**Work required:**
Your task is to give the number of lines in the listing that include "name", and nothing else.

--- Begin Material for this exercise ---

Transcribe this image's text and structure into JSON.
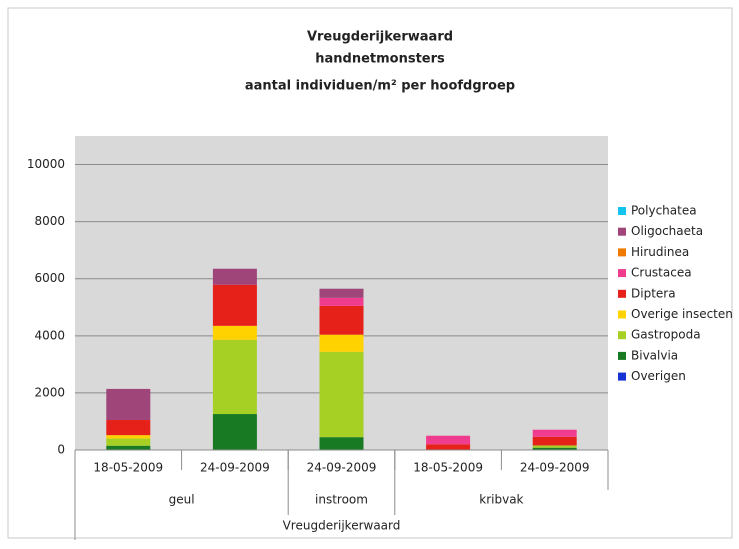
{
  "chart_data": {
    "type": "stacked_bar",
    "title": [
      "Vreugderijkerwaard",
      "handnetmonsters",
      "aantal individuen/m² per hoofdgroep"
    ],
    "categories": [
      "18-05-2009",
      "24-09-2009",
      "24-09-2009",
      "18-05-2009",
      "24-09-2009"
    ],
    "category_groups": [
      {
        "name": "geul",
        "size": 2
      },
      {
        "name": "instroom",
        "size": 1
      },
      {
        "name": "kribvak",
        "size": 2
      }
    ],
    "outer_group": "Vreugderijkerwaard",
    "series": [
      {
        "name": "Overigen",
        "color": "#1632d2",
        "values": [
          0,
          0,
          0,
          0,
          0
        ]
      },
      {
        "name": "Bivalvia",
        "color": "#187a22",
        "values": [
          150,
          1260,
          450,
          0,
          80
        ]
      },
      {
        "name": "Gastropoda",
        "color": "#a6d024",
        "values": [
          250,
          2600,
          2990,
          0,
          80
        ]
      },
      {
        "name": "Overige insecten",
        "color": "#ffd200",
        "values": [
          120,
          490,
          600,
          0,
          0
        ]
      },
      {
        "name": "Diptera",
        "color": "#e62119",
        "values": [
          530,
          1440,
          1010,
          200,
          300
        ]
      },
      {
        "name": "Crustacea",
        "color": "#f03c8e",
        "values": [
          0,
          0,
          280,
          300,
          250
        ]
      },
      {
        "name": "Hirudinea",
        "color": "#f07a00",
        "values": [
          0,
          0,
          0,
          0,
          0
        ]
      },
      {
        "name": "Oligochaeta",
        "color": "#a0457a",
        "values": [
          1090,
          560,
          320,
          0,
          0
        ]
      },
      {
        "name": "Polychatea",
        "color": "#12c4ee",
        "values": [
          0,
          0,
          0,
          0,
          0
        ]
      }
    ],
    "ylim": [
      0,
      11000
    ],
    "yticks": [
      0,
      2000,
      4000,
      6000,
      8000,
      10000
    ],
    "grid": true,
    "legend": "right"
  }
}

--- End Material for this exercise ---
--- Begin Material for this exercise ---

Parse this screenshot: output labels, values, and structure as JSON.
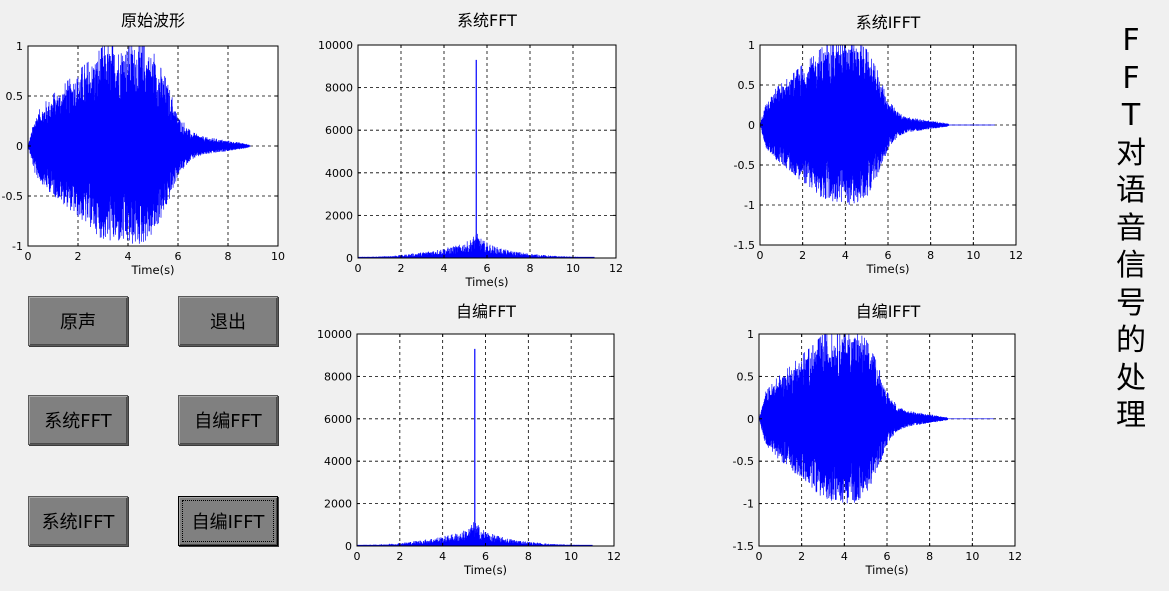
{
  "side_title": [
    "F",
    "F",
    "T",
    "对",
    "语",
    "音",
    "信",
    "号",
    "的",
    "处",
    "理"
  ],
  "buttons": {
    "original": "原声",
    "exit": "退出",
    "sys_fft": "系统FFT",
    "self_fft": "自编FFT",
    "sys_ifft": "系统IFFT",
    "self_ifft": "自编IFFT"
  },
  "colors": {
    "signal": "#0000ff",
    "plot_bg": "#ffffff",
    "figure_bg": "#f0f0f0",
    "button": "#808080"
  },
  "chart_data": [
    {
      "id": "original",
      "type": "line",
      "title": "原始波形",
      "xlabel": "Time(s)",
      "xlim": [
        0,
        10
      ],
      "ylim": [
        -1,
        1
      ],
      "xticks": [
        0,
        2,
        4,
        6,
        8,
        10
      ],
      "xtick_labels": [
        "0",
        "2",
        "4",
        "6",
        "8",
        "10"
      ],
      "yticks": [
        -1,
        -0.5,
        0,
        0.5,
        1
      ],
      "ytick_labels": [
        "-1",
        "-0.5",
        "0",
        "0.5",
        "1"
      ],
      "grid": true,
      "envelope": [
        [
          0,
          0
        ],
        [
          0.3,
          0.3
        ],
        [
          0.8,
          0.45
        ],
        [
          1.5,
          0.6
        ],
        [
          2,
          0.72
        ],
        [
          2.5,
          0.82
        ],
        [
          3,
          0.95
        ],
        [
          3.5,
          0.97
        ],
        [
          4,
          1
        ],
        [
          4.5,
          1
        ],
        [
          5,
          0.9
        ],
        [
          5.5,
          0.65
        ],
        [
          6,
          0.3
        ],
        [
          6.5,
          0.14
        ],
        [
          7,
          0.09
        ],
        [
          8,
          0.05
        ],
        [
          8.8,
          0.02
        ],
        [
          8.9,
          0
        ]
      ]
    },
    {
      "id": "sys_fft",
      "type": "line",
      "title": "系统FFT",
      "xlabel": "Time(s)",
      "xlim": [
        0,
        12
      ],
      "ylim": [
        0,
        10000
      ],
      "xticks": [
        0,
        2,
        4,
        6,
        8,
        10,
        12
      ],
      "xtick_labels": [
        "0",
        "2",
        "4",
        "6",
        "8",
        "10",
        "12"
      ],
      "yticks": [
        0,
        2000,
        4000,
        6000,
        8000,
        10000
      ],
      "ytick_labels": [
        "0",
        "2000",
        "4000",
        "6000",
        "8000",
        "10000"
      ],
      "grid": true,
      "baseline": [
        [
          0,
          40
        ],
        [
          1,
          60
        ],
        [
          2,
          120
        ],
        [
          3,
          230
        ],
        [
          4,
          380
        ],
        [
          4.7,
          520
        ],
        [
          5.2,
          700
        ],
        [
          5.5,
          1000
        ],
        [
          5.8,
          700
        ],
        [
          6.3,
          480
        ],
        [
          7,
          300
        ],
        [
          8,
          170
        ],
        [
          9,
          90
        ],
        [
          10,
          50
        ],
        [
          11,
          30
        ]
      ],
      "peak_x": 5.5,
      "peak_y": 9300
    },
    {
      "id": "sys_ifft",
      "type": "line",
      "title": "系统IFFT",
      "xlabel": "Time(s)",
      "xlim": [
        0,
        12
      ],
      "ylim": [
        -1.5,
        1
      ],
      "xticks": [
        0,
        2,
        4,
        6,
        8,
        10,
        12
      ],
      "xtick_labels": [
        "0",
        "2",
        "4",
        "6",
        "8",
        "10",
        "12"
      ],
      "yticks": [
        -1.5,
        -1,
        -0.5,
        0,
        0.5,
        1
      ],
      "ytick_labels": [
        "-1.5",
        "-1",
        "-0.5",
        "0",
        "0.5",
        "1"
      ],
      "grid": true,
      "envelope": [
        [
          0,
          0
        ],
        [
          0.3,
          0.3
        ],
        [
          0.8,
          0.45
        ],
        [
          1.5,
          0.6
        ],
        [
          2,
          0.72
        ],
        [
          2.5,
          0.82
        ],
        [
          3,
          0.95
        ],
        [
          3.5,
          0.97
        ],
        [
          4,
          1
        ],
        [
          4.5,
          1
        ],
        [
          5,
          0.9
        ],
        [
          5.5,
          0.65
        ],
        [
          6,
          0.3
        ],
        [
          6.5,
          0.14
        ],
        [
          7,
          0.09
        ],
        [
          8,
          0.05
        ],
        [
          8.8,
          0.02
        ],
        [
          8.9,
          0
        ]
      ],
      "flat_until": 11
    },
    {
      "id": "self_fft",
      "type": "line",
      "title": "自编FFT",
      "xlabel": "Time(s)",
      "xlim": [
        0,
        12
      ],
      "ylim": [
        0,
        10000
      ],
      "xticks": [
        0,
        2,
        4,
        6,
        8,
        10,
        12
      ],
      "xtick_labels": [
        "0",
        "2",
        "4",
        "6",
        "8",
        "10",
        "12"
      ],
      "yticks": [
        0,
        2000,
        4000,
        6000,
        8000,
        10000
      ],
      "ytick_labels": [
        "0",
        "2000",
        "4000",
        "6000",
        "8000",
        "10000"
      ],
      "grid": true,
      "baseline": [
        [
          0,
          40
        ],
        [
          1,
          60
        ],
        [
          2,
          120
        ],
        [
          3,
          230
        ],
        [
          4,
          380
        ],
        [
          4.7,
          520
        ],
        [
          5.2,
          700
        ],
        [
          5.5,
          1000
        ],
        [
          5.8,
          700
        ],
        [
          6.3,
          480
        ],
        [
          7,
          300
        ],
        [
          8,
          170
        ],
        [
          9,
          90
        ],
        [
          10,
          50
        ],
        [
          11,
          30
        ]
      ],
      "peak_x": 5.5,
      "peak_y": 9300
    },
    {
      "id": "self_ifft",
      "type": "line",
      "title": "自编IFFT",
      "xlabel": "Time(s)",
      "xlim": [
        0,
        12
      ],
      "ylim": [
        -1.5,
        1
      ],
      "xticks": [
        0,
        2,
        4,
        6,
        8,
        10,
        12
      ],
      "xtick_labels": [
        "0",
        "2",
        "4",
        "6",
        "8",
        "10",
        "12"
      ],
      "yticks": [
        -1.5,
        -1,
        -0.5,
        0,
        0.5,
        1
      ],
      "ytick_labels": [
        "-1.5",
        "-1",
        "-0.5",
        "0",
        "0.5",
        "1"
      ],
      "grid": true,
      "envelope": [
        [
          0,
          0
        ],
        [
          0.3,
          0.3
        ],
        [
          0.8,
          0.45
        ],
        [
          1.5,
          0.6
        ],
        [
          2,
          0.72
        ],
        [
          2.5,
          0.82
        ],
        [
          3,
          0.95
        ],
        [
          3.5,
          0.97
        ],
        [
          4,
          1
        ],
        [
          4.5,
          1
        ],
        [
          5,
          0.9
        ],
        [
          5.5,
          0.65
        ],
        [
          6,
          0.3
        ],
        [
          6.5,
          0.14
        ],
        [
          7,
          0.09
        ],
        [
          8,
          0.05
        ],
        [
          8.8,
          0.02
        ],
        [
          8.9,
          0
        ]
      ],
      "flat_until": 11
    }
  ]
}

--- End Material for this exercise ---

**Task solution:**
12